## start RECORDS SHOWN
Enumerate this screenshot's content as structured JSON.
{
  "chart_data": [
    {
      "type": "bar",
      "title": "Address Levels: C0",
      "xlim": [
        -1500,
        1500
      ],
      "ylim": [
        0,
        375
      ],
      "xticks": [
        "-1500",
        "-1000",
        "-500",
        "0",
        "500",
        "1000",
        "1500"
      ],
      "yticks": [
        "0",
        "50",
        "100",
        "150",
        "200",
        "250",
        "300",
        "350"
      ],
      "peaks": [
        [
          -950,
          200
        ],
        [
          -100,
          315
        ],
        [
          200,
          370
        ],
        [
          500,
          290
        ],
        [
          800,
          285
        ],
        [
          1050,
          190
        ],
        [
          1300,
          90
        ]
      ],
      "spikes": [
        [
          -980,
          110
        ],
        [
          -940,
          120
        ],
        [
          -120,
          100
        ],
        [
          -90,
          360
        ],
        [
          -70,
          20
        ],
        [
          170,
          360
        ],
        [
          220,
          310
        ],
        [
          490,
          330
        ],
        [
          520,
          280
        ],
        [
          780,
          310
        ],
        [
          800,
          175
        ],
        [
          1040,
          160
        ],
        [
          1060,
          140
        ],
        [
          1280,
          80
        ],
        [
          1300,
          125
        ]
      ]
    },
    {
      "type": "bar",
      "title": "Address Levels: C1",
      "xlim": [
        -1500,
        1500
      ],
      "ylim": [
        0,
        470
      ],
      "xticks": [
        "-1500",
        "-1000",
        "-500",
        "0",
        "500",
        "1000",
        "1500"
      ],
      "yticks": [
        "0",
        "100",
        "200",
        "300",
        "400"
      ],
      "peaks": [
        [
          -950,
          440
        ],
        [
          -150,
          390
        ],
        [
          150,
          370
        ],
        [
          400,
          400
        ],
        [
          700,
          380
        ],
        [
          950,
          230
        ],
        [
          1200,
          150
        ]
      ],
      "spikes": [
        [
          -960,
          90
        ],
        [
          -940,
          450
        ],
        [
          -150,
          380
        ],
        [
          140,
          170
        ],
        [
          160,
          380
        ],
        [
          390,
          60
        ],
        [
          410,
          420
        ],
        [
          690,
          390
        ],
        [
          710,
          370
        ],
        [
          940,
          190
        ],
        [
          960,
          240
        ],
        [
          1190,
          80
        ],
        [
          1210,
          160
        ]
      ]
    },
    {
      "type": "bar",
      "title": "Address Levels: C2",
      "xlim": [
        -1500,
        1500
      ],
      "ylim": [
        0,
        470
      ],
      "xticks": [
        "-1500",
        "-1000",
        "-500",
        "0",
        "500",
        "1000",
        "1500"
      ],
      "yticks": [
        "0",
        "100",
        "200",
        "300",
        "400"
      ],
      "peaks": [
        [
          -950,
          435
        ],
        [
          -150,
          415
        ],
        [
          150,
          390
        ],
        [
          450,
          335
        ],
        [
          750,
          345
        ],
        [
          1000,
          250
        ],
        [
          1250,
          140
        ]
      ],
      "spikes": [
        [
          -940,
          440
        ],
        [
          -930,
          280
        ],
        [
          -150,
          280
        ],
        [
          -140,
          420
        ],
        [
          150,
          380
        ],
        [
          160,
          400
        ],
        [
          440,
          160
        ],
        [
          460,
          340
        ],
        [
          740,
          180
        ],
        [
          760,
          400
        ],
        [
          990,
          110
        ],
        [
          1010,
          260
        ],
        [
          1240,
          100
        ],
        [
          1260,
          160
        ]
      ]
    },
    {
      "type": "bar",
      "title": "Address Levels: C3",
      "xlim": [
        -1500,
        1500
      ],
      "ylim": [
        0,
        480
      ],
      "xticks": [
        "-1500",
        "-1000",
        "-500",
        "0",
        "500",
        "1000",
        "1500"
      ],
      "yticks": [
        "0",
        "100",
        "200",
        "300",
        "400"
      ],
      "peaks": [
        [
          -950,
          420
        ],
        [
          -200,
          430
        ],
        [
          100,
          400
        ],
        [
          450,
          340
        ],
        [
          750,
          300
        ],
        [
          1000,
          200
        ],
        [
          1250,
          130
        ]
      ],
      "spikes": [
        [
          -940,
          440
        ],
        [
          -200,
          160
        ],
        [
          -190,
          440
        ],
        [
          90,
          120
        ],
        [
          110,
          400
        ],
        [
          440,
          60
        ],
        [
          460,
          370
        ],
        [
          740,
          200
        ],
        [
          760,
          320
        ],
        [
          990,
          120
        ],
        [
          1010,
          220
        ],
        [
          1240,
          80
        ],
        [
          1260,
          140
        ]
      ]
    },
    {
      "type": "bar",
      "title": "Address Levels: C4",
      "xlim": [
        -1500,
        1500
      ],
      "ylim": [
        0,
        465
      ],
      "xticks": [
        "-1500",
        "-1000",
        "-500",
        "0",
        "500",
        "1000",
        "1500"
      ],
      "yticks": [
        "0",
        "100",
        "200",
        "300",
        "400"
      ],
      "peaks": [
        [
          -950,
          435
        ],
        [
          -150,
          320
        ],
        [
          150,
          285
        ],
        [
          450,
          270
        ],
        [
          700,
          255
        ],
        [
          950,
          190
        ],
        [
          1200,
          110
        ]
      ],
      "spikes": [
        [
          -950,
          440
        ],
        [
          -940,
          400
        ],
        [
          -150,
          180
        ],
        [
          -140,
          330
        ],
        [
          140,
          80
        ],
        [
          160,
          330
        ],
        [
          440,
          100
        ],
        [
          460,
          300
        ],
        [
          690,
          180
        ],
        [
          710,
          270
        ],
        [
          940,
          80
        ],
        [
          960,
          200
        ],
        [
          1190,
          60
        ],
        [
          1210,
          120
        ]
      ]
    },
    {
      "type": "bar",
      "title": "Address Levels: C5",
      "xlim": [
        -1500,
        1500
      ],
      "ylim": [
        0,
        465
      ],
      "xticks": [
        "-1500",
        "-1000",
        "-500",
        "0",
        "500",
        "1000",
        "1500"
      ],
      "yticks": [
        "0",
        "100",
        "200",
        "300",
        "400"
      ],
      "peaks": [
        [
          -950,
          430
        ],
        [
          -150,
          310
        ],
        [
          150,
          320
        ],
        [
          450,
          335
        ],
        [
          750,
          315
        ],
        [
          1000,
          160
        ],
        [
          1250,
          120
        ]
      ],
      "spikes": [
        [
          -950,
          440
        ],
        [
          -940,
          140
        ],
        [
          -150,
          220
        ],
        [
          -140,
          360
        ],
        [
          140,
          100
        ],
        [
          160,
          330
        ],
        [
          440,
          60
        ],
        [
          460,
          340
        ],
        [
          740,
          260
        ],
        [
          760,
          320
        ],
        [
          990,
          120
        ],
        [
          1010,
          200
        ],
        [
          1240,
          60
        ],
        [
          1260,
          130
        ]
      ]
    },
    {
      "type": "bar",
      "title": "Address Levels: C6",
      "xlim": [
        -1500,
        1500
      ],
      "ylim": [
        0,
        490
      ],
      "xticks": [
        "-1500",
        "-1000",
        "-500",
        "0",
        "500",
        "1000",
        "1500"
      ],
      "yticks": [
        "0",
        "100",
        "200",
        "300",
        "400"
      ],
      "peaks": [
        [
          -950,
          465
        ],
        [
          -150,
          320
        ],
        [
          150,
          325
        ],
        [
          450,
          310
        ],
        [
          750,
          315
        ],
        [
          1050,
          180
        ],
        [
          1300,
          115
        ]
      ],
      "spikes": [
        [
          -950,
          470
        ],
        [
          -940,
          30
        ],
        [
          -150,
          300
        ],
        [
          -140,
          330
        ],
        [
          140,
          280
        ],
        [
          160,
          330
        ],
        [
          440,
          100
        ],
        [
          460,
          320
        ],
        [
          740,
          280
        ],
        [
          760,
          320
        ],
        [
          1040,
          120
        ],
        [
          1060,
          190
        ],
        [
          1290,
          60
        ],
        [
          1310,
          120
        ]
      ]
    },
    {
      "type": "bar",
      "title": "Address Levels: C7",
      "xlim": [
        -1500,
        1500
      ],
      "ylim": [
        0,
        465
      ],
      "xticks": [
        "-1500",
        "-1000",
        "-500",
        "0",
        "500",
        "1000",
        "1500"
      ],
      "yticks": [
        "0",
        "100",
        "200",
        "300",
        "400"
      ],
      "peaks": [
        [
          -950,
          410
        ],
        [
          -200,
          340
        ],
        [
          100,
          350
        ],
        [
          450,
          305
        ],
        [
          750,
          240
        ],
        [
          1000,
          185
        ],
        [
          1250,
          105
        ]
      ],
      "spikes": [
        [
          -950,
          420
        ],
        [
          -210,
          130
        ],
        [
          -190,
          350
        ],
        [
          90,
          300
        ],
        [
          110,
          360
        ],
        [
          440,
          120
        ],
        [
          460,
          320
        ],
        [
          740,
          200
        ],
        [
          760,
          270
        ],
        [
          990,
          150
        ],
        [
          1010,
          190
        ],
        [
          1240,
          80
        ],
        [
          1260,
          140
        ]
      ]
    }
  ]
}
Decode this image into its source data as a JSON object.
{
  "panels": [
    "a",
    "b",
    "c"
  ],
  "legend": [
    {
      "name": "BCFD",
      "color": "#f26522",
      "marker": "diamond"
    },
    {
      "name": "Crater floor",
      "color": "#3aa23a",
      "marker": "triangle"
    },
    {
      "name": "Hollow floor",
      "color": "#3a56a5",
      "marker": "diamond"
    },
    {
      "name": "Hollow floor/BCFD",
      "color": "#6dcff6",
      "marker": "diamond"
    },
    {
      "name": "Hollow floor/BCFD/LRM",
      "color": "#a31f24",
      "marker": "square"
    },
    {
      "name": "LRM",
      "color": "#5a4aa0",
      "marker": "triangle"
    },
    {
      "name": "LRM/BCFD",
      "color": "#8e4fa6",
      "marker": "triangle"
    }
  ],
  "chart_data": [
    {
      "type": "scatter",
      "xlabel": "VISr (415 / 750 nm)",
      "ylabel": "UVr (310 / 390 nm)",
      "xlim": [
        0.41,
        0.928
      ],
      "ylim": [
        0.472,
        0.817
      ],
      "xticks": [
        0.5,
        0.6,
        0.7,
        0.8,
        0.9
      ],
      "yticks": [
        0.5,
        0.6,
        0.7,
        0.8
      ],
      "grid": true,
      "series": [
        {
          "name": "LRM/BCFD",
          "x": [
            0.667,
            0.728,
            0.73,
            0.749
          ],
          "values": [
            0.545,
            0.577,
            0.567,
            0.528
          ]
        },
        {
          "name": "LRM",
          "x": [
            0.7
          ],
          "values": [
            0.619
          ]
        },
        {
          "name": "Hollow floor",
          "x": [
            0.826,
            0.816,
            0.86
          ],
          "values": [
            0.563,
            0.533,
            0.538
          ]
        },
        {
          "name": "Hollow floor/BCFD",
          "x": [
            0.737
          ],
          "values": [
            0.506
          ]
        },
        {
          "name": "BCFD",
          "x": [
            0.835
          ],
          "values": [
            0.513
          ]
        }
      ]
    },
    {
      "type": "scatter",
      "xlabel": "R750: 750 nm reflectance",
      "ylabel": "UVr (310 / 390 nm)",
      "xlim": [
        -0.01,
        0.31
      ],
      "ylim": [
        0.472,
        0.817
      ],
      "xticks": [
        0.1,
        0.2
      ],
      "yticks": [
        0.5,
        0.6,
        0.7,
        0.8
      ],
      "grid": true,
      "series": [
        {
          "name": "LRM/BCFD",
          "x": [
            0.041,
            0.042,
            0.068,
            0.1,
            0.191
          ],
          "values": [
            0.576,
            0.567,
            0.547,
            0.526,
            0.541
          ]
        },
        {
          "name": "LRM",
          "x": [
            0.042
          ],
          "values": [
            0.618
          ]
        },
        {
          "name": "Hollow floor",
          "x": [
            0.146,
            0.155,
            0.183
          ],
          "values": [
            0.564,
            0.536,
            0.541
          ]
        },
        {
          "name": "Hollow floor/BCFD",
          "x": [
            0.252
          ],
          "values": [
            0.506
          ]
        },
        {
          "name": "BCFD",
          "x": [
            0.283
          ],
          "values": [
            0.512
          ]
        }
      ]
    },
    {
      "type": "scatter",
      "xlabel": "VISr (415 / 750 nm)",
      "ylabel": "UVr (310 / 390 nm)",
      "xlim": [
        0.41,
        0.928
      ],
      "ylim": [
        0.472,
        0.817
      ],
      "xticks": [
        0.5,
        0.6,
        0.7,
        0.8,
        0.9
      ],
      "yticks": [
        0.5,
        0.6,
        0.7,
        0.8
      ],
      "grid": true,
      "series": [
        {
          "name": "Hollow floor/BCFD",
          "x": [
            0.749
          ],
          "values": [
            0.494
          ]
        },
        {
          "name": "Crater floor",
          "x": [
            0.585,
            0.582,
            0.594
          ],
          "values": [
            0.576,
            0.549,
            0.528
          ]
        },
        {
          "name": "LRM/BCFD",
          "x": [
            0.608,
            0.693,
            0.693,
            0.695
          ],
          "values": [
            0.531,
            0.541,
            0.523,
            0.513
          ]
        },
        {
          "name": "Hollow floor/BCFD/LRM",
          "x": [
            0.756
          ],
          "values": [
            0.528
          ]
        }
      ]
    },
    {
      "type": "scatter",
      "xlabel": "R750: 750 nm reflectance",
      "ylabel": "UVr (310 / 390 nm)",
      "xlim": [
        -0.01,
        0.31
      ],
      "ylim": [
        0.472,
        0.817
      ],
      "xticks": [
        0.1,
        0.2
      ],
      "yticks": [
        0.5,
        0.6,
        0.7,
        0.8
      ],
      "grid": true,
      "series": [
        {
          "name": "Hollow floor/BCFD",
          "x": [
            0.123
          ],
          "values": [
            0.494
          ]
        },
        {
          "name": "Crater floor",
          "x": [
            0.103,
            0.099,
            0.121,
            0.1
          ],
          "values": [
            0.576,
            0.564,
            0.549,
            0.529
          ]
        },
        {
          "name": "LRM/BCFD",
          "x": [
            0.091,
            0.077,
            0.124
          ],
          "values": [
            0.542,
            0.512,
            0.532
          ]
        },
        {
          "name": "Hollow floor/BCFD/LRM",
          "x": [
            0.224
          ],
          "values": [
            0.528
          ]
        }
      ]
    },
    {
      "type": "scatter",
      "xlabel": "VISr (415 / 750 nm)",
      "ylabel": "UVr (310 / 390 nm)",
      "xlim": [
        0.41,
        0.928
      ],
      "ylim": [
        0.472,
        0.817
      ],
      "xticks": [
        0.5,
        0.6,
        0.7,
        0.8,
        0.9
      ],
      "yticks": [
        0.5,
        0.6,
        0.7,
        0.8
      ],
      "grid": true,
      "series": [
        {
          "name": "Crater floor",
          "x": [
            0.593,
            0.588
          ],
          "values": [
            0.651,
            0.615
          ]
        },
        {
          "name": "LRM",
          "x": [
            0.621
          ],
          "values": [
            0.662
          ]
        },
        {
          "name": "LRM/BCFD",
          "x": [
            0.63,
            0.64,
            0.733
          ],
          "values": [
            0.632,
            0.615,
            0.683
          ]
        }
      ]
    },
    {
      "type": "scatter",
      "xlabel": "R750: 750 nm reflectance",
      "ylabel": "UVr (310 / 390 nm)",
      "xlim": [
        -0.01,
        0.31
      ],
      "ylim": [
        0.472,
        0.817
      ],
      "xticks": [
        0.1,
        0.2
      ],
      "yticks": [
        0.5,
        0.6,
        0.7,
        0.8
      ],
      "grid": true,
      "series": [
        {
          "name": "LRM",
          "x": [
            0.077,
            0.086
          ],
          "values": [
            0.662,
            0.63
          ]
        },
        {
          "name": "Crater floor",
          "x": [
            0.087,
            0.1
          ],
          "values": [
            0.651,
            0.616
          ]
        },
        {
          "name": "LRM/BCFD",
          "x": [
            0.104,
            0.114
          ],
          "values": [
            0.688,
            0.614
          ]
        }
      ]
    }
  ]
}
## end RECORDS SHOWN
■ WORK TO COMPLETE
Pull out all lines from the listing that contain the string "this".

■ RESULT
Enumerate this screenshot's content as structured JSON.
Decode this image into its source data as a JSON object.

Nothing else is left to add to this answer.